* Exercise goal
Each line that holds the word "Общие" should be returned.

* Supplied records
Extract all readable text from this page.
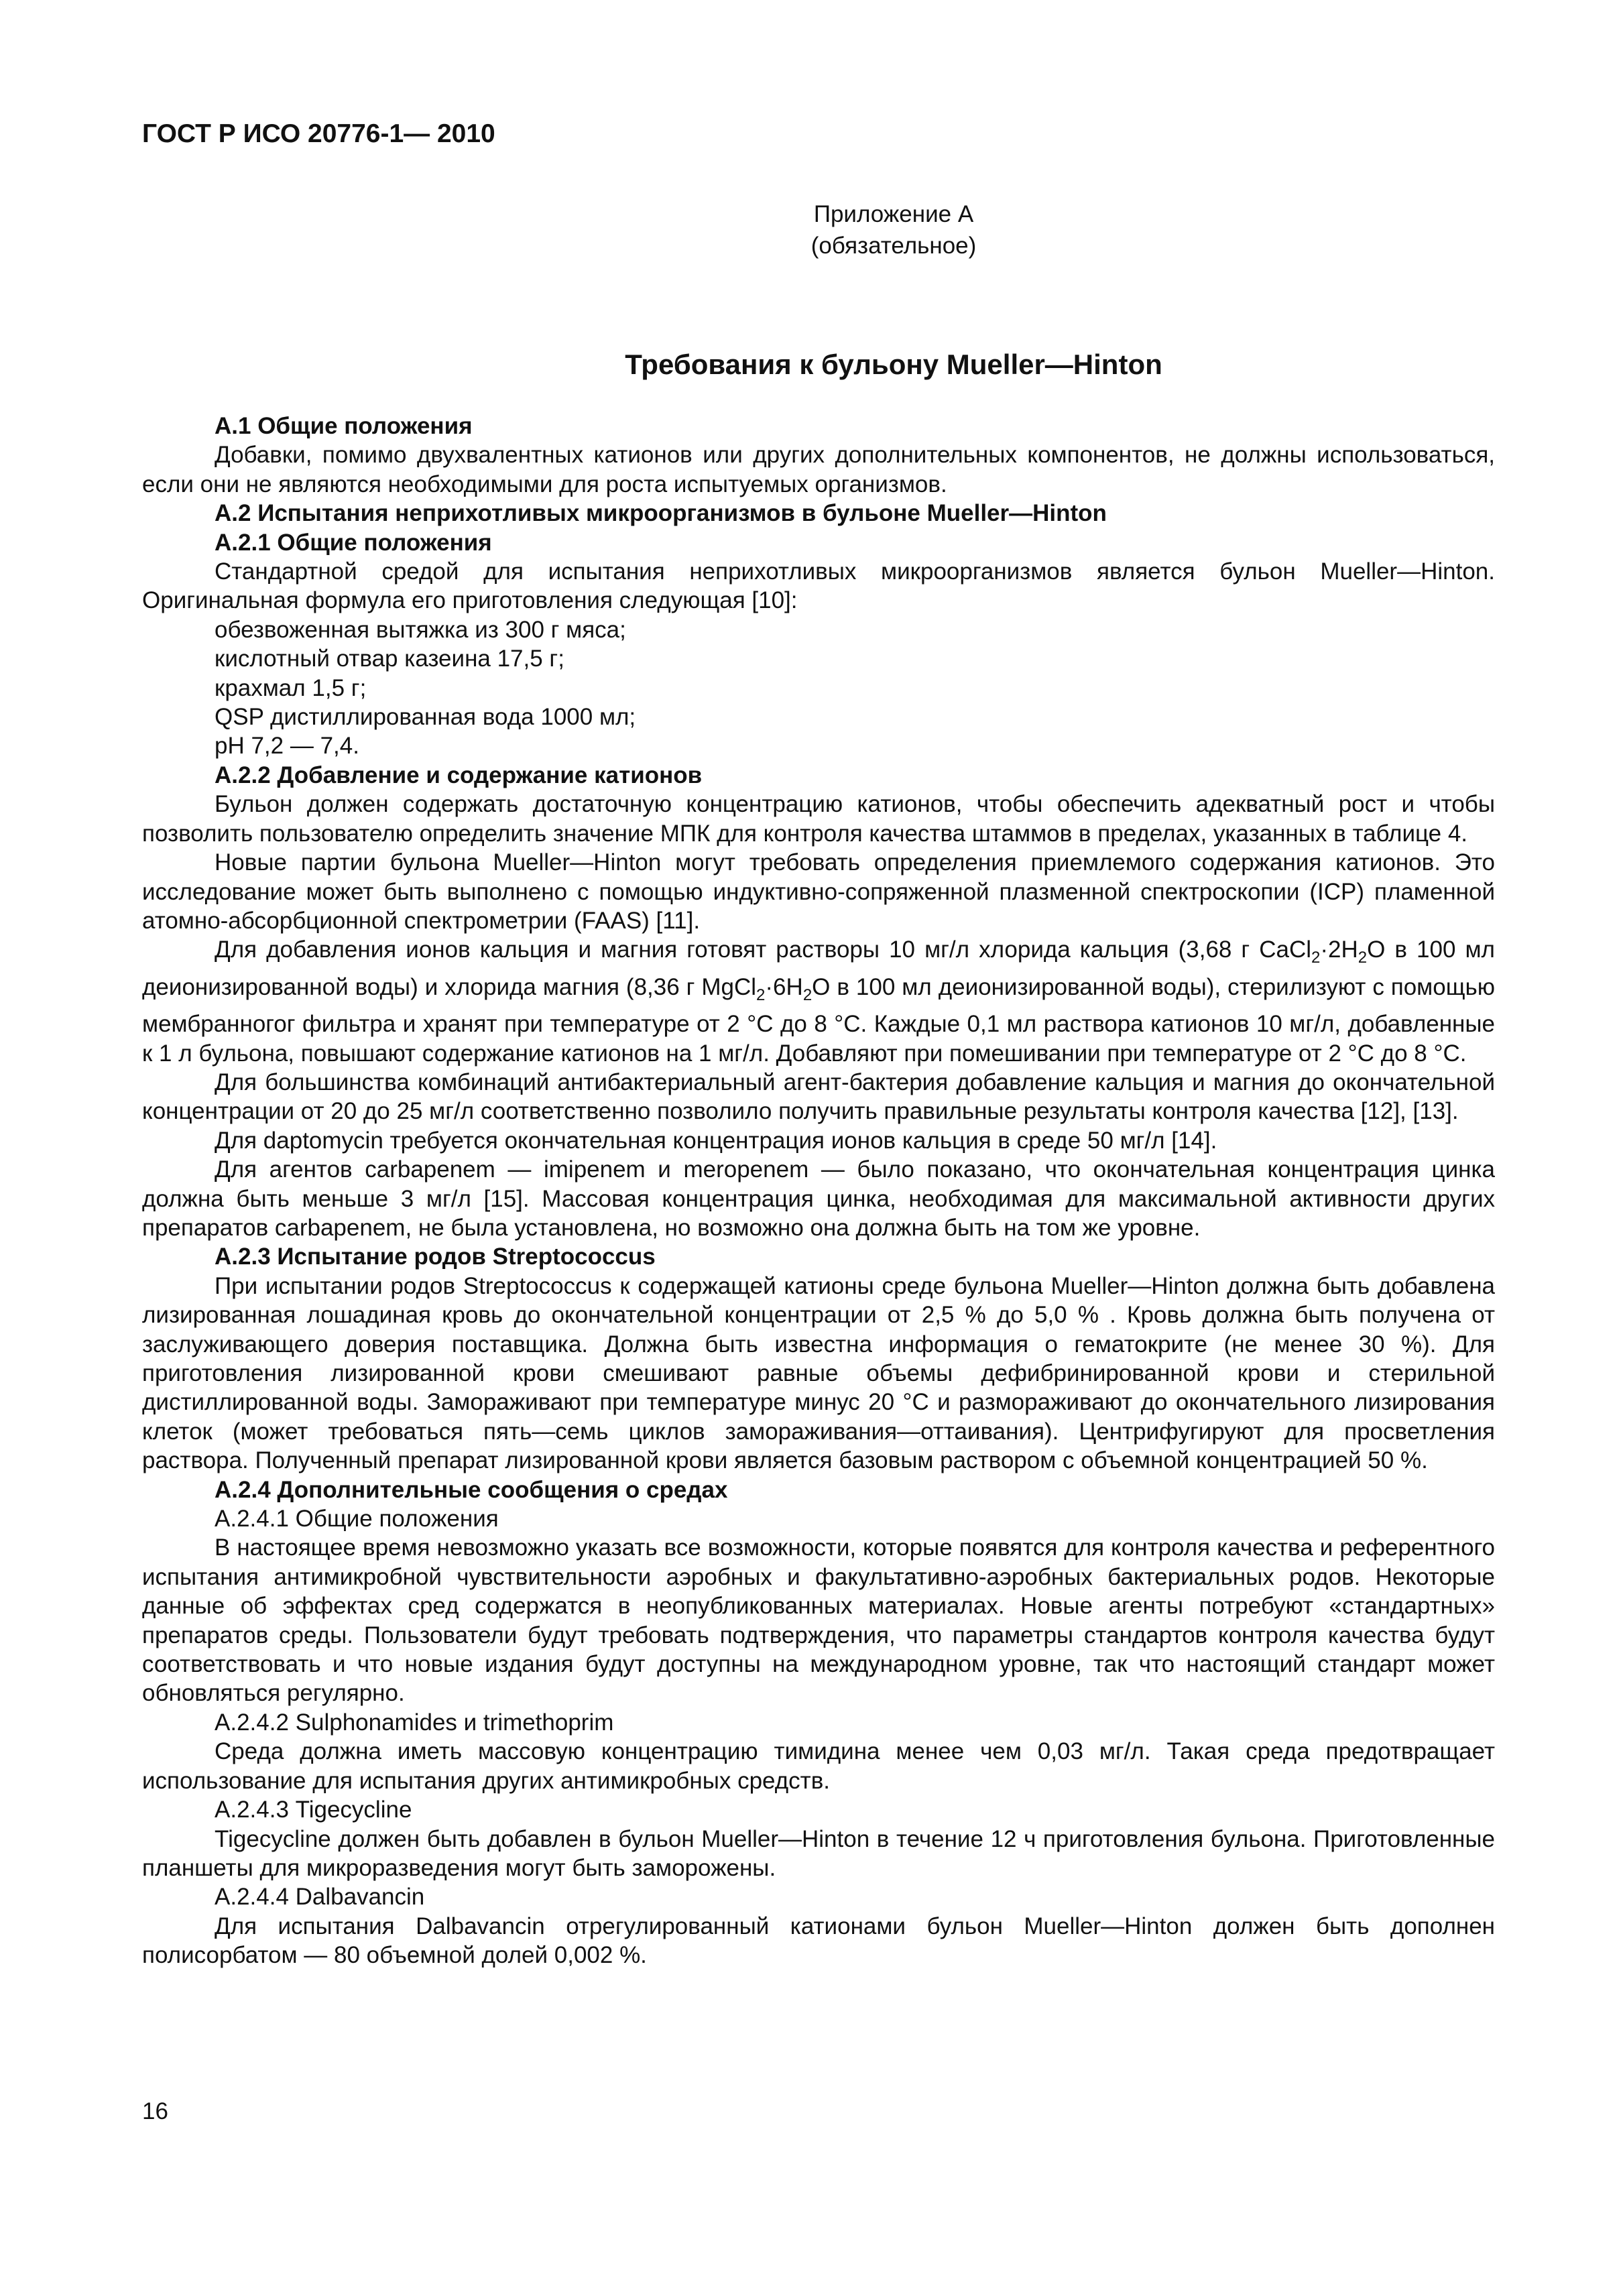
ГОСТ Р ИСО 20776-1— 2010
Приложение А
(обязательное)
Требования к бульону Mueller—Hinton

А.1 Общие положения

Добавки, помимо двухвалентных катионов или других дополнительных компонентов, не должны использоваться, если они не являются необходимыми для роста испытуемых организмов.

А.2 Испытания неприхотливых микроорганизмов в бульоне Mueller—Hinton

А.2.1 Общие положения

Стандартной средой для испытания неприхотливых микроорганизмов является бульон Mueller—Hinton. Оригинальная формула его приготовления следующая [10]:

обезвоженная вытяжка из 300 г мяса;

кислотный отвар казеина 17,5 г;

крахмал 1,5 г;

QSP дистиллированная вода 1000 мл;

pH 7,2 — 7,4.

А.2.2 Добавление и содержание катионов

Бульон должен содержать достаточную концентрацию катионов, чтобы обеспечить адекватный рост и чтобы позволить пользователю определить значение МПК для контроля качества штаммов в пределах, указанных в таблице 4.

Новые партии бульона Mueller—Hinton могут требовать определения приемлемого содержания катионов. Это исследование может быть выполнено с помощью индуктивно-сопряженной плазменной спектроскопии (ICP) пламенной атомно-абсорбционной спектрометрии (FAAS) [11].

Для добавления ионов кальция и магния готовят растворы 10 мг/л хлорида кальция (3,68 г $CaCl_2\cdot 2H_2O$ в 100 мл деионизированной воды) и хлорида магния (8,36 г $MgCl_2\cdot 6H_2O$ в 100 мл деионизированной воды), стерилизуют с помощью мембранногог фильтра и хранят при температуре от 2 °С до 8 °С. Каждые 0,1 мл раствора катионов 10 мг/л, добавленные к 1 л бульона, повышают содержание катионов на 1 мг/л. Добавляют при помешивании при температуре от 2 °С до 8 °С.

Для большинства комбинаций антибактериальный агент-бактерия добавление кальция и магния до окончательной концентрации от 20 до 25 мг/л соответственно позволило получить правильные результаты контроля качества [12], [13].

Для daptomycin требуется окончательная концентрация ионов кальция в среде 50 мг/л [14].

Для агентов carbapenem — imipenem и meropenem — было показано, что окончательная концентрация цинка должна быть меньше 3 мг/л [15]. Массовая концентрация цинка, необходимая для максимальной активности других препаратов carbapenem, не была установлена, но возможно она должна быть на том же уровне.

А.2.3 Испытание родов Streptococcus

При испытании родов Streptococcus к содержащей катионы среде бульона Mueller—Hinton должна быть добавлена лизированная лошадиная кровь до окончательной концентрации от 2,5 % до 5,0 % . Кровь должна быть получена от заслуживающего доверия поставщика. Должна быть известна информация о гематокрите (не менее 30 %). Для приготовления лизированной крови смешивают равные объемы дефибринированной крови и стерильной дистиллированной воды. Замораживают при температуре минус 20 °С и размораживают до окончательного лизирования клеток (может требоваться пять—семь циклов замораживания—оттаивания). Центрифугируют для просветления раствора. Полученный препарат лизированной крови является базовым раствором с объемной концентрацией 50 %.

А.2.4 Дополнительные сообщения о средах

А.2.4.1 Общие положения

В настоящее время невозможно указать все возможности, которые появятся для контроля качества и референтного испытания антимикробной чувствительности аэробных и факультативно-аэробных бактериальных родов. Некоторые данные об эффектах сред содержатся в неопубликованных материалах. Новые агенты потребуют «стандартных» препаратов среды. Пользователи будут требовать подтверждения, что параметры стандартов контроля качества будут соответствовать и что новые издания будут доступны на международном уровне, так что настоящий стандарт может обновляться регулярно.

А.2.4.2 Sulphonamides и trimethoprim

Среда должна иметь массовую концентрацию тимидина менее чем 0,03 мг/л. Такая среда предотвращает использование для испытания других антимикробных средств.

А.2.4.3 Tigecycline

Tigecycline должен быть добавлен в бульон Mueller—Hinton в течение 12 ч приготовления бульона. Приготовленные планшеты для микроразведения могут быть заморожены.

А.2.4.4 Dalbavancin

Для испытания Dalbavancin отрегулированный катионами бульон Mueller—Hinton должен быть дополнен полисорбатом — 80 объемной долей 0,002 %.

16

* * *

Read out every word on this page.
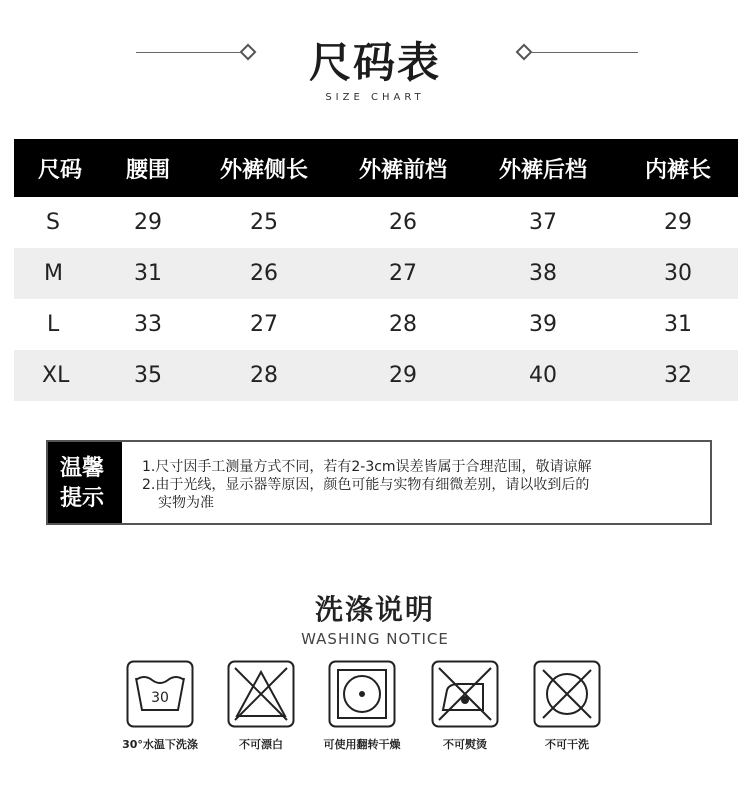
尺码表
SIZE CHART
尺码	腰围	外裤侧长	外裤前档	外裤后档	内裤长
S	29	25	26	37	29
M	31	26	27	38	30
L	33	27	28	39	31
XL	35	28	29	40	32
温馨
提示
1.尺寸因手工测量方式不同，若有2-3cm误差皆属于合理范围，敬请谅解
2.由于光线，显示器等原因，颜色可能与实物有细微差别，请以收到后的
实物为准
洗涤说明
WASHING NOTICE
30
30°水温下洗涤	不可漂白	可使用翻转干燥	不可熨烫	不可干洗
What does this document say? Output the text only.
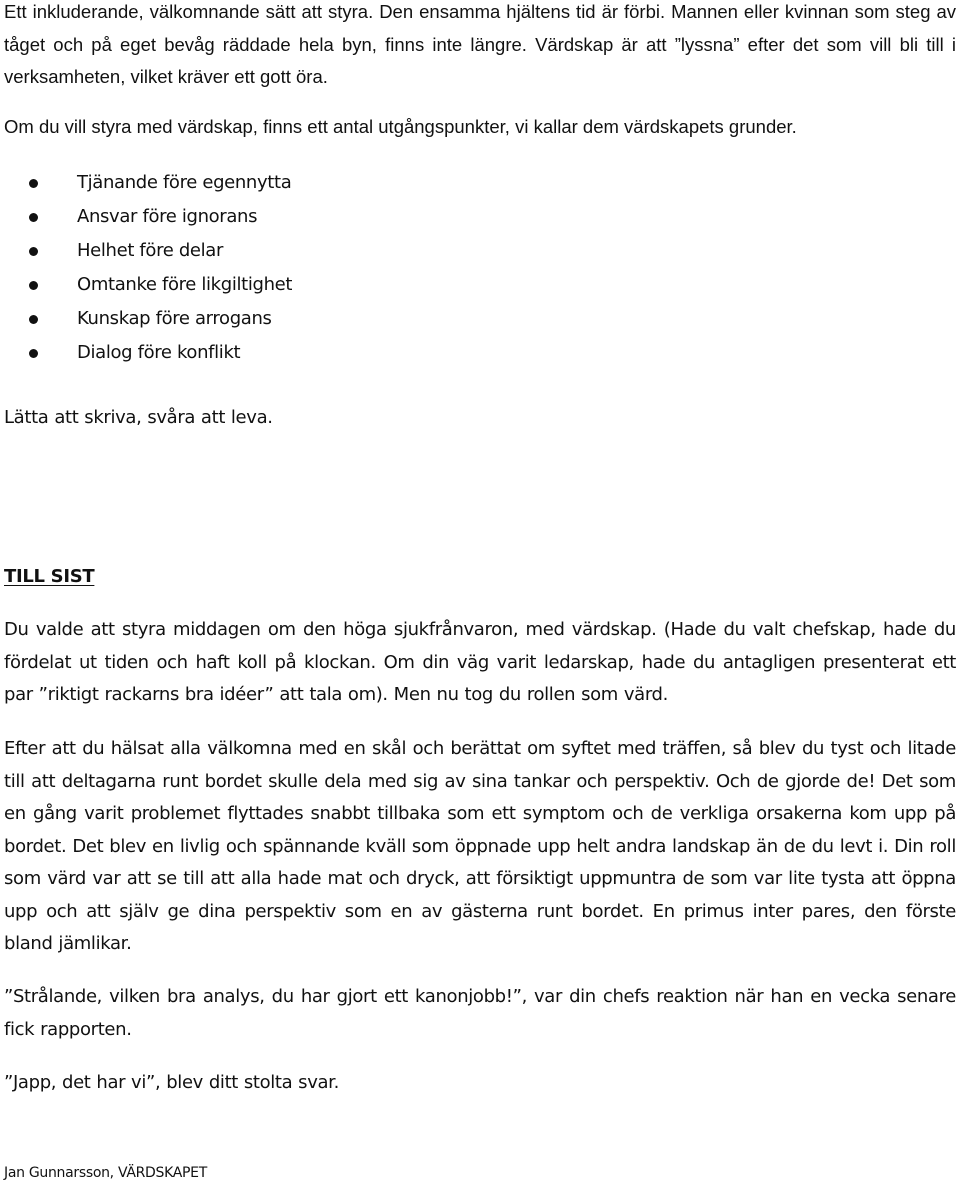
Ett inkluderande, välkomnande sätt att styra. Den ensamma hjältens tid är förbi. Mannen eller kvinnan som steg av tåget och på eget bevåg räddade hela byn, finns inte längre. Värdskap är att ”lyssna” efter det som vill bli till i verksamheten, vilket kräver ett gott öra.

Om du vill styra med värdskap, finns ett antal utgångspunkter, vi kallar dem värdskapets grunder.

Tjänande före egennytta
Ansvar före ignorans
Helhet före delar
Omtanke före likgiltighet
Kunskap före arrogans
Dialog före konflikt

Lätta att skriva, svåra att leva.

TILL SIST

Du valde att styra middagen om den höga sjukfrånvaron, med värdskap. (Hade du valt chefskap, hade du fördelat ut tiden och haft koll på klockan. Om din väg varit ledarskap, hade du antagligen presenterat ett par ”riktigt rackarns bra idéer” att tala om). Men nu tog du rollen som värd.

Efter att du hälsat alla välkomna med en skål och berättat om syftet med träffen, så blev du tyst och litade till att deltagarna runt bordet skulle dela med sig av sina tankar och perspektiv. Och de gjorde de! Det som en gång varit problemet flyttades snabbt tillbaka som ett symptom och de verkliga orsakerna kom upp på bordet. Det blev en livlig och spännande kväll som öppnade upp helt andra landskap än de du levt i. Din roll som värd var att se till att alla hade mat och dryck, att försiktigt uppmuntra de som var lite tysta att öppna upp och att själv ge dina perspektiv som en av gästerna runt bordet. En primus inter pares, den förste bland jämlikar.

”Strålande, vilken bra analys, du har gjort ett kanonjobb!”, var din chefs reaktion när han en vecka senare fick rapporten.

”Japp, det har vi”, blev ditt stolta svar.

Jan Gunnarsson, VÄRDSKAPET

==

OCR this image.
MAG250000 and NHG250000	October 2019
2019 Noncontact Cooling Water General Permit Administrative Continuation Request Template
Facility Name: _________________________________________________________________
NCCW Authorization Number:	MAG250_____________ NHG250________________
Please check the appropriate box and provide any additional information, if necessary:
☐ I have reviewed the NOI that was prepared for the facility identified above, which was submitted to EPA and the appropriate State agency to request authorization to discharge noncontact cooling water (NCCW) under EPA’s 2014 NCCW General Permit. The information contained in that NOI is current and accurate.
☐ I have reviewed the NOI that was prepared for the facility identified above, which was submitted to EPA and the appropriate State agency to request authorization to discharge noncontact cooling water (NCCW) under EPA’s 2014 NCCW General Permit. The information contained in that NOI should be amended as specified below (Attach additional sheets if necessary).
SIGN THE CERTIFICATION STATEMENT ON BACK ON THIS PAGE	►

* Answer to this problem
А.1 Общие положения
А.2.1 Общие положения
А.2.4.1 Общие положения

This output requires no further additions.